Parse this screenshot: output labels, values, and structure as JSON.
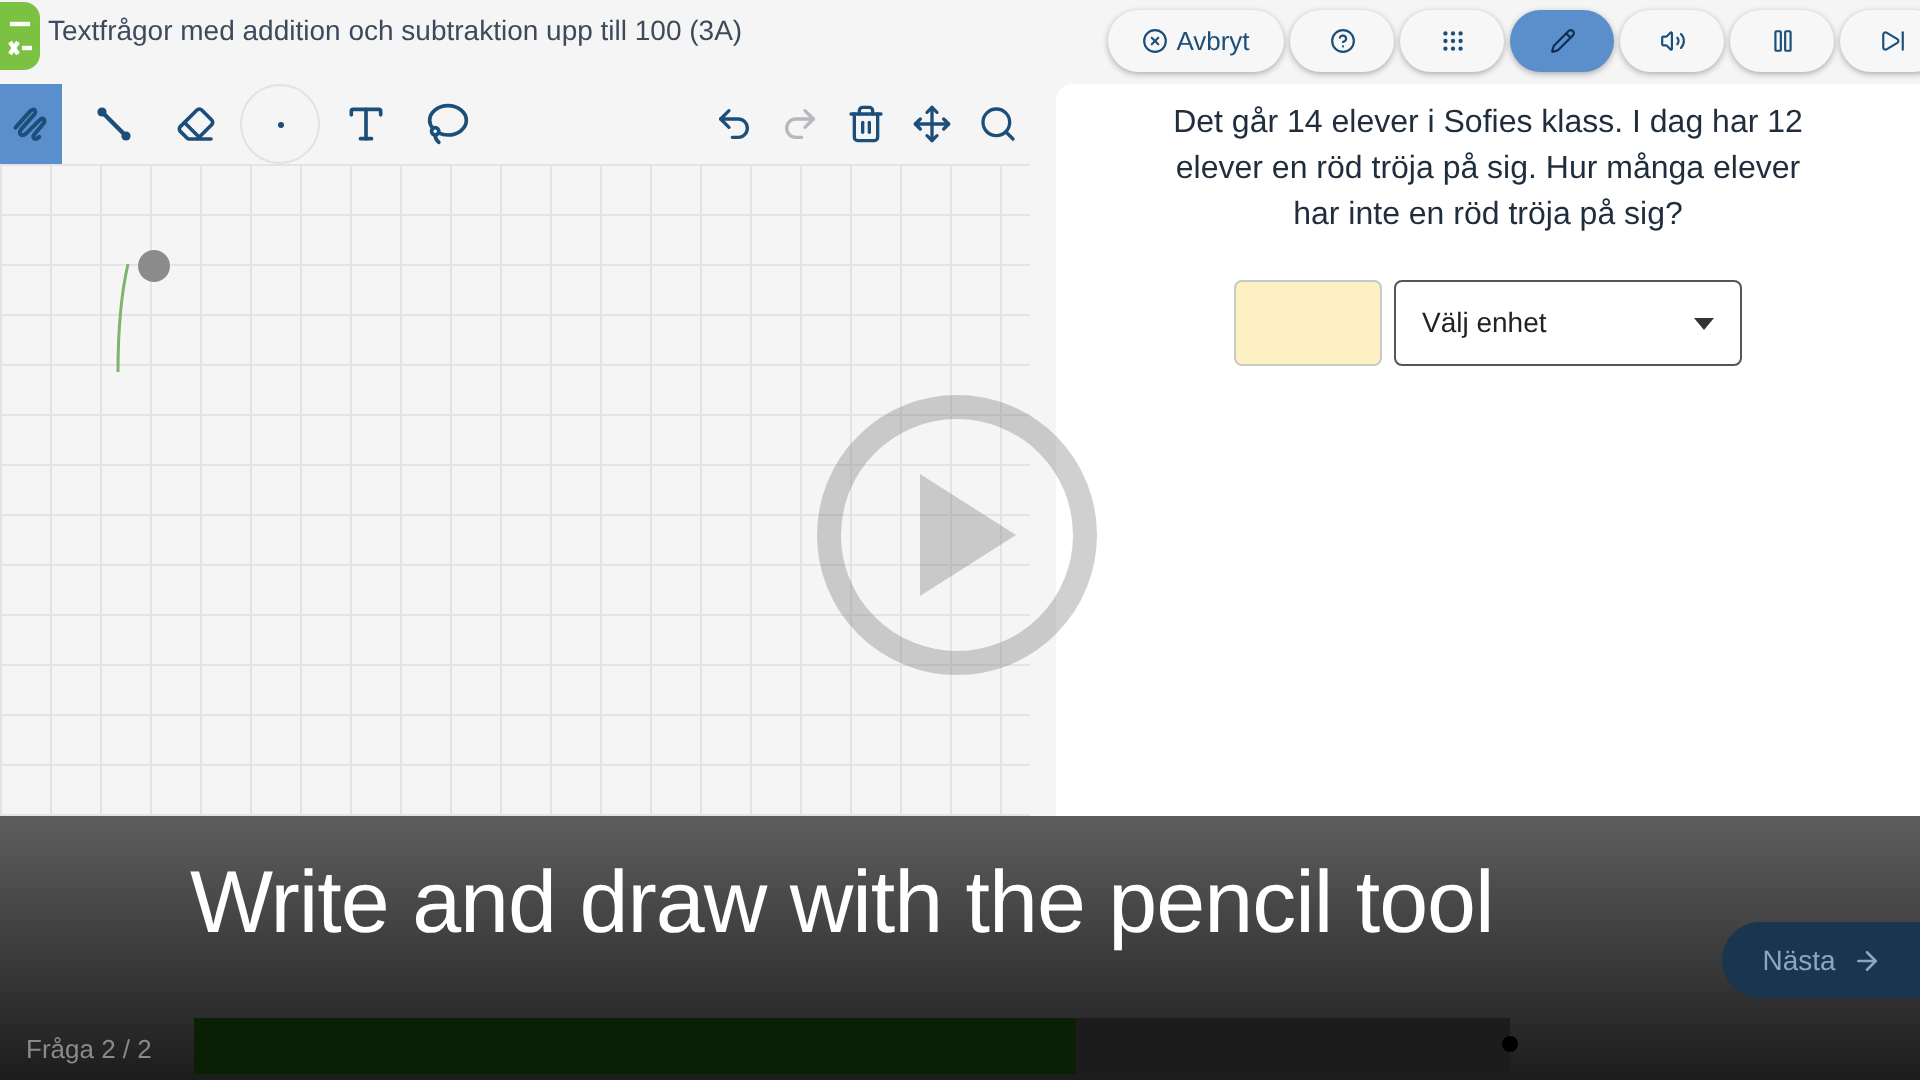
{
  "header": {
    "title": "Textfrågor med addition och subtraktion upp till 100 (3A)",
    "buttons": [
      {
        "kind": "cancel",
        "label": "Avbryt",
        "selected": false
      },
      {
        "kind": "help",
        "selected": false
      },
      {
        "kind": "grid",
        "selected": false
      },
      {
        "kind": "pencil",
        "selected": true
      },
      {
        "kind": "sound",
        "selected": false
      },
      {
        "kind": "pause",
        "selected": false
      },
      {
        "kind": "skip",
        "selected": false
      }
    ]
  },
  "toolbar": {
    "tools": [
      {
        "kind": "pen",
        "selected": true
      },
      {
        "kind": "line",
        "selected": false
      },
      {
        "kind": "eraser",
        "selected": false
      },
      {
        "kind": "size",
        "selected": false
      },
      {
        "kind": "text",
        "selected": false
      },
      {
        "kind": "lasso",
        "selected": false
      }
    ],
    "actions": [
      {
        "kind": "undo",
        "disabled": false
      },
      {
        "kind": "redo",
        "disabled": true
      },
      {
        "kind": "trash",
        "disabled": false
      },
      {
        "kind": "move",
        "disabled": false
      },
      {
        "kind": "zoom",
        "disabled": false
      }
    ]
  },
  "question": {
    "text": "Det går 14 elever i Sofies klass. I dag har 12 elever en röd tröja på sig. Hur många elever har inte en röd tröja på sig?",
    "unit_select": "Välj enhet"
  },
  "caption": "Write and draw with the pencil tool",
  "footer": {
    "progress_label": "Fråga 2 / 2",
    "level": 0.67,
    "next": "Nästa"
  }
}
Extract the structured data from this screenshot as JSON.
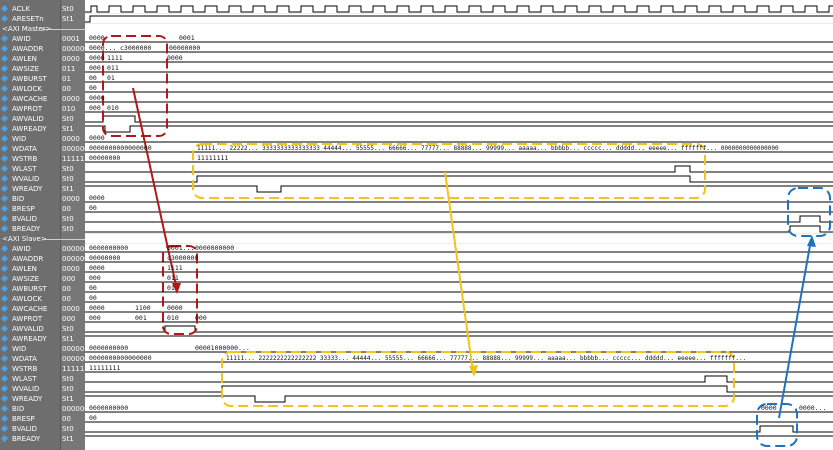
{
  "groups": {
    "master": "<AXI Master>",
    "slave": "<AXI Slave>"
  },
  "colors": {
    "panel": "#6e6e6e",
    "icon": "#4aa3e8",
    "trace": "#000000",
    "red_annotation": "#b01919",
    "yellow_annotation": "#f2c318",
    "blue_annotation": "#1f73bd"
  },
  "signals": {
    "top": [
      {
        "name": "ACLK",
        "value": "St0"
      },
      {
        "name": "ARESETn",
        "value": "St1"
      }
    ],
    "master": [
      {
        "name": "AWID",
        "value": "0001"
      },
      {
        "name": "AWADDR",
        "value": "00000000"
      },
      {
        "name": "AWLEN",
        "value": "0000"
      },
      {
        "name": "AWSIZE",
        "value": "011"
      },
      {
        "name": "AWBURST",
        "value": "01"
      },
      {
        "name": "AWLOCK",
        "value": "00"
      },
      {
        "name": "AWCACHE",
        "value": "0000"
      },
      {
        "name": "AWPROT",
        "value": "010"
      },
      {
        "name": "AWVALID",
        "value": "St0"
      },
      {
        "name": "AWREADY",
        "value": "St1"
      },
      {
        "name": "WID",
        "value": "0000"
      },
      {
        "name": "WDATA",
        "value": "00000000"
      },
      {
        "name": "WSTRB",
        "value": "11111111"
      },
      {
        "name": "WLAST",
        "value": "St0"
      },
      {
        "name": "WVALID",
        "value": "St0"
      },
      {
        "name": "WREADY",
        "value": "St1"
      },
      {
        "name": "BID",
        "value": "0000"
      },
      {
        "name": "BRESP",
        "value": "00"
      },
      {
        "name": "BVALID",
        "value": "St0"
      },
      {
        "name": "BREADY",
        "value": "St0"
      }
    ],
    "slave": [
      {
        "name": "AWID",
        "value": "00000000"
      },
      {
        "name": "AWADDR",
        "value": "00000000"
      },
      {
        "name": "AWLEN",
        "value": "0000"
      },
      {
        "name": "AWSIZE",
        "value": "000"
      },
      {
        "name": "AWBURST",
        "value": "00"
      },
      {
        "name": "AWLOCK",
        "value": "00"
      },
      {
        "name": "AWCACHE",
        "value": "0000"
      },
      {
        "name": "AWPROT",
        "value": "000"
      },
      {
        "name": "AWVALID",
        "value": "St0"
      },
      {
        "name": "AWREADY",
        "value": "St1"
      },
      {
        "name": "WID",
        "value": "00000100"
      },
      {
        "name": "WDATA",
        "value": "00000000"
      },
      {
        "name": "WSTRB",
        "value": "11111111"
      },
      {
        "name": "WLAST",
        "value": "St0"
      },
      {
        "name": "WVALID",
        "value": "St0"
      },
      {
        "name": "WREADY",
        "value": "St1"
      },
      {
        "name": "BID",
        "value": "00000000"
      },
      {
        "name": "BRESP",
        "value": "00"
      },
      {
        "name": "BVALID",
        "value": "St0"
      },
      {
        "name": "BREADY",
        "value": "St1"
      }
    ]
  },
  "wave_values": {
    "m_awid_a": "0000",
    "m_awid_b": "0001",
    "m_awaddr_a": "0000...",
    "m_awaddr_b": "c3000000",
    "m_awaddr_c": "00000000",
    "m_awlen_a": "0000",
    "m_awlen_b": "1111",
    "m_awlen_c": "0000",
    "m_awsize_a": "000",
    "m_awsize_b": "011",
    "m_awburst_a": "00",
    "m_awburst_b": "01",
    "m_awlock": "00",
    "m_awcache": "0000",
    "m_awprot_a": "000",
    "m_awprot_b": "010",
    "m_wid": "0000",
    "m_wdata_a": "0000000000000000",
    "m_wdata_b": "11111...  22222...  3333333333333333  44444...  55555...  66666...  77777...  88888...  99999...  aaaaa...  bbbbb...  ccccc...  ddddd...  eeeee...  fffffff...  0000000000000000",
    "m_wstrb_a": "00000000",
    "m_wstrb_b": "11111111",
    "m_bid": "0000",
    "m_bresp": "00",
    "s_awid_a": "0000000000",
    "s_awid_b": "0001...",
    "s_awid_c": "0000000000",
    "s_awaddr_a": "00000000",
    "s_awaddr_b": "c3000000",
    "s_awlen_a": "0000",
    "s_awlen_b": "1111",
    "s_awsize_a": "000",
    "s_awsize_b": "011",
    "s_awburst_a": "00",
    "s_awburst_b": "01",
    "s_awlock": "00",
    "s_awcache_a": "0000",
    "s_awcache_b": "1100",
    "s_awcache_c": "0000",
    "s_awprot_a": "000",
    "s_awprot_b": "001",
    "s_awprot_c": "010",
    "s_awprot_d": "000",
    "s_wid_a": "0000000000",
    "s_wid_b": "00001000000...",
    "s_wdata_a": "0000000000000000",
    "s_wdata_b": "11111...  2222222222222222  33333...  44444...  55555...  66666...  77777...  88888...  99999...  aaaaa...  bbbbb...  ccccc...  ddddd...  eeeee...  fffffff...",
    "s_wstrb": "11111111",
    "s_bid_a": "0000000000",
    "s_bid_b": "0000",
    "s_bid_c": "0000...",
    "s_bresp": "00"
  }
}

What to work on: Pull out the lines above in which the word "fffffff" appears.

Solution for this task:
    "m_wdata_b": "11111...  22222...  3333333333333333  44444...  55555...  66666...  77777...  88888...  99999...  aaaaa...  bbbbb...  ccccc...  ddddd...  eeeee...  fffffff...  0000000000000000",
    "s_wdata_b": "11111...  2222222222222222  33333...  44444...  55555...  66666...  77777...  88888...  99999...  aaaaa...  bbbbb...  ccccc...  ddddd...  eeeee...  fffffff...",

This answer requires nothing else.